[Start of Material shown]

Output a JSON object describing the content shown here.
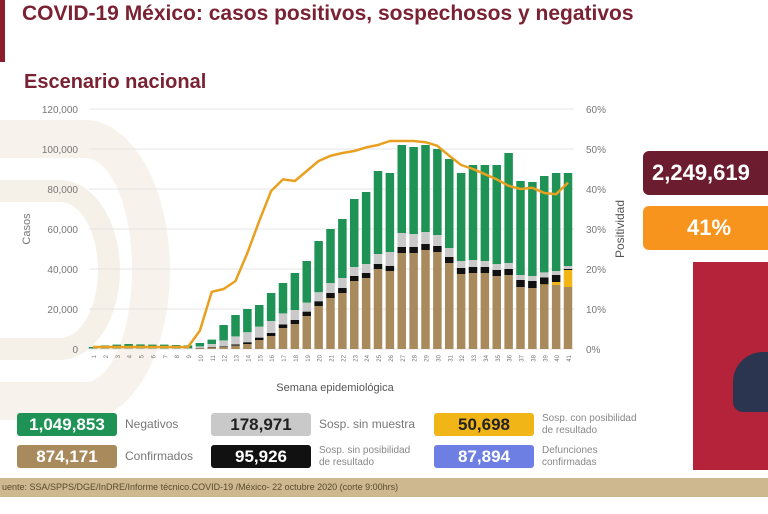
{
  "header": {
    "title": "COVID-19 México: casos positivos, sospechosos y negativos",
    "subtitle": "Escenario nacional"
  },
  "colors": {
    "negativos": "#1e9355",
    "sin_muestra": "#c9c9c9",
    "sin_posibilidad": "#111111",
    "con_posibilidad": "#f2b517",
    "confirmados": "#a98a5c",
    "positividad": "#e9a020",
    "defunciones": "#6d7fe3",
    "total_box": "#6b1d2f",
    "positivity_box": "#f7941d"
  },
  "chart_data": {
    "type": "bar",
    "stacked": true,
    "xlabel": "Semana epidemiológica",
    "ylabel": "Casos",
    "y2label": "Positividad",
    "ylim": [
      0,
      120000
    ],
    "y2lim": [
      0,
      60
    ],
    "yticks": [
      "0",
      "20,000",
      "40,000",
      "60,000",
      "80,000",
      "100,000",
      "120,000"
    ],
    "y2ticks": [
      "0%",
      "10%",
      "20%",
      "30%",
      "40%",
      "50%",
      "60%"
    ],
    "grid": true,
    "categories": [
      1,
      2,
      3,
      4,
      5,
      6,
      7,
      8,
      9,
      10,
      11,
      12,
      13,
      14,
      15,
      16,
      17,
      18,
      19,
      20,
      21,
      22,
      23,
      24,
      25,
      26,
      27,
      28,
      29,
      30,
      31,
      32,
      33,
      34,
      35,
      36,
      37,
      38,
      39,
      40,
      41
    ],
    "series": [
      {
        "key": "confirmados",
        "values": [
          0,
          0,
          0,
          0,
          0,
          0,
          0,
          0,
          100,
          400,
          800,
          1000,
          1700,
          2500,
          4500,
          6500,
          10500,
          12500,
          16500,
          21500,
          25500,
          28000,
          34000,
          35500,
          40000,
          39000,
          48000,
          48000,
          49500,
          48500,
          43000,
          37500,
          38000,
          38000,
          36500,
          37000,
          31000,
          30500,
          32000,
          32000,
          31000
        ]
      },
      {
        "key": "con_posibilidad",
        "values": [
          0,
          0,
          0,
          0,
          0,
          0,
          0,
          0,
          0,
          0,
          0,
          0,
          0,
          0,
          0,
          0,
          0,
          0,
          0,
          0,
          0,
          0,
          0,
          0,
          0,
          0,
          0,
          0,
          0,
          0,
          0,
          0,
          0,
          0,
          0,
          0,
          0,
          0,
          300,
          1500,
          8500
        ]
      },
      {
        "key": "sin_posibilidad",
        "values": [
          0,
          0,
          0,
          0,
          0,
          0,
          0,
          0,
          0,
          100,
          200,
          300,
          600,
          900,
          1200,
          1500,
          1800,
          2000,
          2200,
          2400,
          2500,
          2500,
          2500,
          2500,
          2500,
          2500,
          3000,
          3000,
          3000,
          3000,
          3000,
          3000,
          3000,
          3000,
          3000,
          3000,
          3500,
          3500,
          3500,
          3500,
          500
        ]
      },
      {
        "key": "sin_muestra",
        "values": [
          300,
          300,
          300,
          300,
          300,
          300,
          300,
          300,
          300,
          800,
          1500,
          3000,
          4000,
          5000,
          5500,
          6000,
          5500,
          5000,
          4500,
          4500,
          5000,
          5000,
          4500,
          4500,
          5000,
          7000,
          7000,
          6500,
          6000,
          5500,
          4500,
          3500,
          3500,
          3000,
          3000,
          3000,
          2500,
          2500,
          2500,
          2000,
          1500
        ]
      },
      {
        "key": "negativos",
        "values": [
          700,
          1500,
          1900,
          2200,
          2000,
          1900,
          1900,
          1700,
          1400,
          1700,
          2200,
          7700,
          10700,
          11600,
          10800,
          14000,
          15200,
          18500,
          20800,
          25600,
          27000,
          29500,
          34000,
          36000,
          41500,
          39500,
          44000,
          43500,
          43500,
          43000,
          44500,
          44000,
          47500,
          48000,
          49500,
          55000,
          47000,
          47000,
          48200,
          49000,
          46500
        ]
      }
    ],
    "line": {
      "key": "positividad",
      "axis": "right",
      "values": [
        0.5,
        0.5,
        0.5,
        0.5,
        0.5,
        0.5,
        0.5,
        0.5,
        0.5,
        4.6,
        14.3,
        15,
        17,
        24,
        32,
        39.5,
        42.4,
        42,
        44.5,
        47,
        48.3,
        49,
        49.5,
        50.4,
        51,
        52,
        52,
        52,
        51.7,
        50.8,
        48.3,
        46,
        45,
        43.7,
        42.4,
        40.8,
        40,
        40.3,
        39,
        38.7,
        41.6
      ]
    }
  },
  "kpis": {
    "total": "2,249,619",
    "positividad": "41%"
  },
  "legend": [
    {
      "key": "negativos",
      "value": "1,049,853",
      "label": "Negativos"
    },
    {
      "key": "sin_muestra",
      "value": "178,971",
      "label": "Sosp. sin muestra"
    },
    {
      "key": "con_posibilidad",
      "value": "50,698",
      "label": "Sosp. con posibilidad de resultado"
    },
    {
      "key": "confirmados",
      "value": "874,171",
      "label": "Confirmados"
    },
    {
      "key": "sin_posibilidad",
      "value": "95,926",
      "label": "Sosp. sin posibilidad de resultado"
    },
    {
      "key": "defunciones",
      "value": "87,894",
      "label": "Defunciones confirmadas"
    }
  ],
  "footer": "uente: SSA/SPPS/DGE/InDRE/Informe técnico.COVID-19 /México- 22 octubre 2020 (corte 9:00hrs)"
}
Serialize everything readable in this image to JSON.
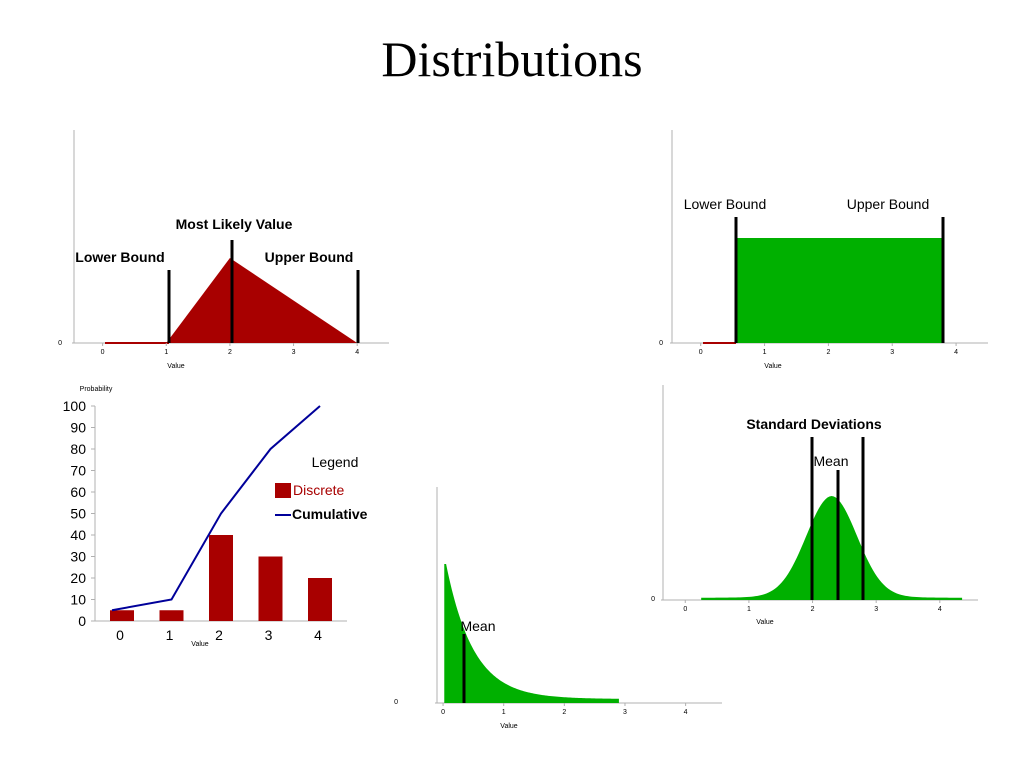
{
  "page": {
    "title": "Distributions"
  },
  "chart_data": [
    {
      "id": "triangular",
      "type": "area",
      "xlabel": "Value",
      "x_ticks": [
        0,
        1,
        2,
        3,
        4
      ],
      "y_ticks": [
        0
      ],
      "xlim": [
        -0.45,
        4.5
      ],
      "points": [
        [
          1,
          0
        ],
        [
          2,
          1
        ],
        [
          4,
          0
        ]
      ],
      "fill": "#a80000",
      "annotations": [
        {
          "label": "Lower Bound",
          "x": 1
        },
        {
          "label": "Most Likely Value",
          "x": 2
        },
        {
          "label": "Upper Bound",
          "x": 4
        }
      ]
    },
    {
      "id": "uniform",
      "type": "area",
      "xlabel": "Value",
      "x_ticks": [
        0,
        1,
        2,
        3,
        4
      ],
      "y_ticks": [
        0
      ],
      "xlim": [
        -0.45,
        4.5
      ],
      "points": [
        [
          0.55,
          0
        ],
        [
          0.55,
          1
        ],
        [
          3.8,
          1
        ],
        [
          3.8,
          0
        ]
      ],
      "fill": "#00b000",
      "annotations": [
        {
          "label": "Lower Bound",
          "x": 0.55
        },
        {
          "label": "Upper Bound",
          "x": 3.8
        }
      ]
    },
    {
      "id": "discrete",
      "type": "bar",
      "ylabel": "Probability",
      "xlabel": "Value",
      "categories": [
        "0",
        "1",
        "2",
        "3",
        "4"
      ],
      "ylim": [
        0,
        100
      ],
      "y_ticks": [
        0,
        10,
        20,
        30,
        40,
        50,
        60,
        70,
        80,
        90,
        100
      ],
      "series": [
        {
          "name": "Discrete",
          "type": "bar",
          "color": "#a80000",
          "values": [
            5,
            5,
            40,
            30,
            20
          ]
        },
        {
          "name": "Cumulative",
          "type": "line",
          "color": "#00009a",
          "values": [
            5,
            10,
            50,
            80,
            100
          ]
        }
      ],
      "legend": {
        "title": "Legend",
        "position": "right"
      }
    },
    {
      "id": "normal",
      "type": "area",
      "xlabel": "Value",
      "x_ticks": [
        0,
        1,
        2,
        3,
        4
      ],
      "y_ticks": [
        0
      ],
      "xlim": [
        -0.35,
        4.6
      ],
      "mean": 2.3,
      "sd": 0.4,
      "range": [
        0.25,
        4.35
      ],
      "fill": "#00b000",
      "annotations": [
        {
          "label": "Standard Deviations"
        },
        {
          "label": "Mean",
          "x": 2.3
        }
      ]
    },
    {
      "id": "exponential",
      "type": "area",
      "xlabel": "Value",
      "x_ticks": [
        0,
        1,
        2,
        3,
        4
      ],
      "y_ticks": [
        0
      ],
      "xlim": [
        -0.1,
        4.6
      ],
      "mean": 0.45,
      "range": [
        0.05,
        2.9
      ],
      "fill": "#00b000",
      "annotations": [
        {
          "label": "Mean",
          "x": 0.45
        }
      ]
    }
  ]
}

[End of Material shown]

**Exercise objective**
Show every line in the records above that contains the word "resultado".

**Complete answer**
      "label": "Sosp. con posibilidad de resultado"
      "label": "Sosp. sin posibilidad de resultado"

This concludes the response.